*WHAT TO PRODUCE*. Lines containing the word "bank" are to be located and copied.

*EXERCISE INPUT*.
- - - - - - -
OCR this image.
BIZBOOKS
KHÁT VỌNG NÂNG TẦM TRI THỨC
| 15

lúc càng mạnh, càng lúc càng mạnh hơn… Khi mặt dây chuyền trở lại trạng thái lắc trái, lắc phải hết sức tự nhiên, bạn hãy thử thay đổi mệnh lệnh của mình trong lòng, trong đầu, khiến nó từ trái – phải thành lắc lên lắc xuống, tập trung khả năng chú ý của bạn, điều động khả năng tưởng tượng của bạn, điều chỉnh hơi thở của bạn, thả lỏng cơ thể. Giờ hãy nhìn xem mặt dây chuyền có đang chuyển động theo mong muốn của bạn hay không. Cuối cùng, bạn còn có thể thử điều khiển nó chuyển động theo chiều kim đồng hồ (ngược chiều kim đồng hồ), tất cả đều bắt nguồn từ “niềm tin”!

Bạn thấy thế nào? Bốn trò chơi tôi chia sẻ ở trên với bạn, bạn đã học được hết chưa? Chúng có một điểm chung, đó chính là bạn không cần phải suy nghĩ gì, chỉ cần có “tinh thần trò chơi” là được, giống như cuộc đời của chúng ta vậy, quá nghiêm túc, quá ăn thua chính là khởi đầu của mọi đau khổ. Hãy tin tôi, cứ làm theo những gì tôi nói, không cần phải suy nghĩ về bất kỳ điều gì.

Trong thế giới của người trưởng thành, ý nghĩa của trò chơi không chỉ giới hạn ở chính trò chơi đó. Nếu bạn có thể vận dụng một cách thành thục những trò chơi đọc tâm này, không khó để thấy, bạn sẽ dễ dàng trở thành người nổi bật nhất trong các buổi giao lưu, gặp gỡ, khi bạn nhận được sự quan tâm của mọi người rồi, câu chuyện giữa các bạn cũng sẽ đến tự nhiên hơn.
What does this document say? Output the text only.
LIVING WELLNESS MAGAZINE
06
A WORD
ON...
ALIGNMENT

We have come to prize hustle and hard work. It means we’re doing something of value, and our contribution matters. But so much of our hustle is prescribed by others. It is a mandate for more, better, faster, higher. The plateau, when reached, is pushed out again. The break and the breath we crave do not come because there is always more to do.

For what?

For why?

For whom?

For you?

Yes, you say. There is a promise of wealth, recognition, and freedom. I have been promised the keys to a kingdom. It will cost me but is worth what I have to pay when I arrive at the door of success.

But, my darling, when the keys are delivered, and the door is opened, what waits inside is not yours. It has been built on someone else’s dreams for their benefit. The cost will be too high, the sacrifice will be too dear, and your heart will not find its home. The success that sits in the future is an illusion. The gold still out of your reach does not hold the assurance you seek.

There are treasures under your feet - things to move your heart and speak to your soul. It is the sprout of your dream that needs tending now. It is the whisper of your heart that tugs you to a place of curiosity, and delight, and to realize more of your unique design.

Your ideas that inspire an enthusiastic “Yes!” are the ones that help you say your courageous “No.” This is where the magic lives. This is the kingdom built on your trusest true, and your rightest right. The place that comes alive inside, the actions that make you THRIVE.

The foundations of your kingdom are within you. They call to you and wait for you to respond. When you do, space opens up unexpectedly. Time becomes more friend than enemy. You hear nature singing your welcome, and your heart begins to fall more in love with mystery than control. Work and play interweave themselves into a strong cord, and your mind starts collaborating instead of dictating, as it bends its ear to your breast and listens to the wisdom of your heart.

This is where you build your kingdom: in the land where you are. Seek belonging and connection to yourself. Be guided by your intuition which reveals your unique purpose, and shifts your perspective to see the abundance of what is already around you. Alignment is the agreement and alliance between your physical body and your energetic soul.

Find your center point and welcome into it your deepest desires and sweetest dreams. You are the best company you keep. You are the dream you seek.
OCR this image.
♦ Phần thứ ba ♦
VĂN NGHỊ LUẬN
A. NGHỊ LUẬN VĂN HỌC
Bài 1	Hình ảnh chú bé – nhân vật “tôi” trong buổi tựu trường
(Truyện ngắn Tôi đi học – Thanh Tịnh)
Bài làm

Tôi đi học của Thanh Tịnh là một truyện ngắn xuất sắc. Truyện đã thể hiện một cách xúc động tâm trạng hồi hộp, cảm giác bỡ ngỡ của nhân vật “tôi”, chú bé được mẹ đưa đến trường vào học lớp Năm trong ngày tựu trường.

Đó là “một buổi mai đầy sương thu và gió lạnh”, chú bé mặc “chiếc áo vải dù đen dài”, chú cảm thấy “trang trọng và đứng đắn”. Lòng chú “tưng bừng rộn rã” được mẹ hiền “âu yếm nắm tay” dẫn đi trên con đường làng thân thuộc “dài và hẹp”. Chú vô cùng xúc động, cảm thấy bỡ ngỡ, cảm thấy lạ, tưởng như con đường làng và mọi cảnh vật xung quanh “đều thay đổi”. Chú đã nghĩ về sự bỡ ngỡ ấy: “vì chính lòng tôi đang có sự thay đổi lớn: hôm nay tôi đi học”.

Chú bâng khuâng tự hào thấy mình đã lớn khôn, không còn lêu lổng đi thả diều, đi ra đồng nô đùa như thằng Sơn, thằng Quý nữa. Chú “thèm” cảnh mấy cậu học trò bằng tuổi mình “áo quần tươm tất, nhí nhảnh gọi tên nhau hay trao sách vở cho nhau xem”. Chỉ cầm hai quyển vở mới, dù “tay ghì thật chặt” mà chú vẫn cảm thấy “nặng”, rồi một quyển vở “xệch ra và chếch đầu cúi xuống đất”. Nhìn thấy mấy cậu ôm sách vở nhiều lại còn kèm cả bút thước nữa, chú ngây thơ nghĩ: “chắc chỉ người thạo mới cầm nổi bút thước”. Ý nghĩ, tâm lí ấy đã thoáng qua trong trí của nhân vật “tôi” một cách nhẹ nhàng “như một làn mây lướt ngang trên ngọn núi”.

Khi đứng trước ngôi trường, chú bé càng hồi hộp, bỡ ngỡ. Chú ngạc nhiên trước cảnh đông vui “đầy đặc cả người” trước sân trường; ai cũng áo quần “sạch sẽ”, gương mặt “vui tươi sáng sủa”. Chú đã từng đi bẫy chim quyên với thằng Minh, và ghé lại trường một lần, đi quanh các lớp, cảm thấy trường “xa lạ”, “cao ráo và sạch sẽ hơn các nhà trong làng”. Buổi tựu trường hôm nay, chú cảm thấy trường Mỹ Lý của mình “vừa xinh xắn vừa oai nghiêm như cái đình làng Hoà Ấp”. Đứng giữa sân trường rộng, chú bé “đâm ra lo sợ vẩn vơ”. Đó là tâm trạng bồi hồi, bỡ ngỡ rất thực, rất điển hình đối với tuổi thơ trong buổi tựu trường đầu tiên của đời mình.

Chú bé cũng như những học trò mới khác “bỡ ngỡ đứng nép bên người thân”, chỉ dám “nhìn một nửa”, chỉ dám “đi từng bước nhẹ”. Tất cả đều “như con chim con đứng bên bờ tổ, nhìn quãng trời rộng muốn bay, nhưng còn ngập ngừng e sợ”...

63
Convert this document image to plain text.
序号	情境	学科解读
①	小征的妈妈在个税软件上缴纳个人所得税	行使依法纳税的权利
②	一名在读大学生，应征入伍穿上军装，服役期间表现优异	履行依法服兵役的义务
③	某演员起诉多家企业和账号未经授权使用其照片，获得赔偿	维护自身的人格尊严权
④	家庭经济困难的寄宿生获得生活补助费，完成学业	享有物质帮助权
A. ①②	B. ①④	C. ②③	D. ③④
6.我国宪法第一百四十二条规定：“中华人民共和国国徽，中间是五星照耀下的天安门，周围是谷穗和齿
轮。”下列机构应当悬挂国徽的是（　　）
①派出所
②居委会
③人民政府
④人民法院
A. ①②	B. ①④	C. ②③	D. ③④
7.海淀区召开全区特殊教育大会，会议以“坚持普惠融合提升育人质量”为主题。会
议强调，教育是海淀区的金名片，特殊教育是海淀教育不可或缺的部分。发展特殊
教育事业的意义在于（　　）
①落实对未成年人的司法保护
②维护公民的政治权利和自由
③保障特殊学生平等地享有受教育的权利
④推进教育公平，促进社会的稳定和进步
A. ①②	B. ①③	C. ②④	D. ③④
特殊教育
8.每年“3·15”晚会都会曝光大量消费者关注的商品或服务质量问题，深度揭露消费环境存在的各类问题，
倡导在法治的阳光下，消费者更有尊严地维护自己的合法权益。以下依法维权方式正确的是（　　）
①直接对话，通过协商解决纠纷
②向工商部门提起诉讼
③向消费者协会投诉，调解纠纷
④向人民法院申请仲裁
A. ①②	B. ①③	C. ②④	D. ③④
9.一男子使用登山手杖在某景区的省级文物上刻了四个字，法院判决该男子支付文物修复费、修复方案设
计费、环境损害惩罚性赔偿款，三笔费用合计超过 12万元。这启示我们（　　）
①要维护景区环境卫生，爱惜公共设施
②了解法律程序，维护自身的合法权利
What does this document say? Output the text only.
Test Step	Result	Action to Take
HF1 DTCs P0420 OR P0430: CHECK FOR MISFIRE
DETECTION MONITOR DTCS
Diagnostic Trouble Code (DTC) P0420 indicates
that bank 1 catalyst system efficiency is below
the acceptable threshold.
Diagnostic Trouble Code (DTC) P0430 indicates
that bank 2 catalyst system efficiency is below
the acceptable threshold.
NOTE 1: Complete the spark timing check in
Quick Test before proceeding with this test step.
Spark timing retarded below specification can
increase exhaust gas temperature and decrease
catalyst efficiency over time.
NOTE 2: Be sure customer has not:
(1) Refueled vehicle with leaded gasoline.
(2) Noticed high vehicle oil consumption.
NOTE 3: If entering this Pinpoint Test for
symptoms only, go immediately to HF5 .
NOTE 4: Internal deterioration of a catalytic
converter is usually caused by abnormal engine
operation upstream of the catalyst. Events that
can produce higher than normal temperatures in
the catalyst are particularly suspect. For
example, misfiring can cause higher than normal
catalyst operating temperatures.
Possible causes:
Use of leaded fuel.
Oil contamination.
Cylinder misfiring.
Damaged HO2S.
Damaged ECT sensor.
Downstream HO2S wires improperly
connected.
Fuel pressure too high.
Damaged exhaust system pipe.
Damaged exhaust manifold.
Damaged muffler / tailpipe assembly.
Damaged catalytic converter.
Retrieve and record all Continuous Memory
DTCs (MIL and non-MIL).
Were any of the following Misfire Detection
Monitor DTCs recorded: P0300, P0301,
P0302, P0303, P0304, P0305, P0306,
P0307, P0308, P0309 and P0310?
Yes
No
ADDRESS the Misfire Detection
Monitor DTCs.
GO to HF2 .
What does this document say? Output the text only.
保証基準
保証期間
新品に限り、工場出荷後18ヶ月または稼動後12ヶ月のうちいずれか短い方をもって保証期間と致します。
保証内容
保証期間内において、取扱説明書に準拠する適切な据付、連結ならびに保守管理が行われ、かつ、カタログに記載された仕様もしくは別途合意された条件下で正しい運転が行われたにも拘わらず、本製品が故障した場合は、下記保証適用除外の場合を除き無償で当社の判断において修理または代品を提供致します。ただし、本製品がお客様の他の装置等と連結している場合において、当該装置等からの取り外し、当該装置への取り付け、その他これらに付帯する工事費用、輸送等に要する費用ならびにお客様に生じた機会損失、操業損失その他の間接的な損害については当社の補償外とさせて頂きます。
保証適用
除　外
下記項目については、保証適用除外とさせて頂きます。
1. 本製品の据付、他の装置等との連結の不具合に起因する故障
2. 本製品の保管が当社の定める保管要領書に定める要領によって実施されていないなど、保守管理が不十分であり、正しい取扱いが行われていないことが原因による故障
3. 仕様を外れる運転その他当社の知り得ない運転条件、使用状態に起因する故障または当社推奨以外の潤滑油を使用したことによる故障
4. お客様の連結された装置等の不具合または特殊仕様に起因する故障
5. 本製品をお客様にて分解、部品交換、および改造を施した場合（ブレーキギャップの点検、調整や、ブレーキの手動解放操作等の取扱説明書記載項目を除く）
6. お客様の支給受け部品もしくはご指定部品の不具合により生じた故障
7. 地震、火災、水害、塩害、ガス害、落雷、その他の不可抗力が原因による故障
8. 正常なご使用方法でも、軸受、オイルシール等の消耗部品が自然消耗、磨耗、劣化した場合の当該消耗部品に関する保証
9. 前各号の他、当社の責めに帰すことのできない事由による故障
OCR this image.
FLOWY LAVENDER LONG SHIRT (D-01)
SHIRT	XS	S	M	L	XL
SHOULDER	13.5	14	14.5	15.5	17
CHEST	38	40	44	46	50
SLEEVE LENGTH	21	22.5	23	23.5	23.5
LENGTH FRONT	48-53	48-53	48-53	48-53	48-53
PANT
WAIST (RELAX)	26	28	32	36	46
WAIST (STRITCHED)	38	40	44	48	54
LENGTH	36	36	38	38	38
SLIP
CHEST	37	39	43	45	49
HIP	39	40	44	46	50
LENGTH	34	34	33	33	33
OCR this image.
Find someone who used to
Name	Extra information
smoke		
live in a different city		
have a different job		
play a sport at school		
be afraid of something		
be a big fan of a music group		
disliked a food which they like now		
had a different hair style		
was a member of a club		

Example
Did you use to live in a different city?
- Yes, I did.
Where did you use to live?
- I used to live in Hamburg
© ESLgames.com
- - - - - - -
*TASK SOLUTION*.
that bank 1 catalyst system efficiency is below
that bank 2 catalyst system efficiency is below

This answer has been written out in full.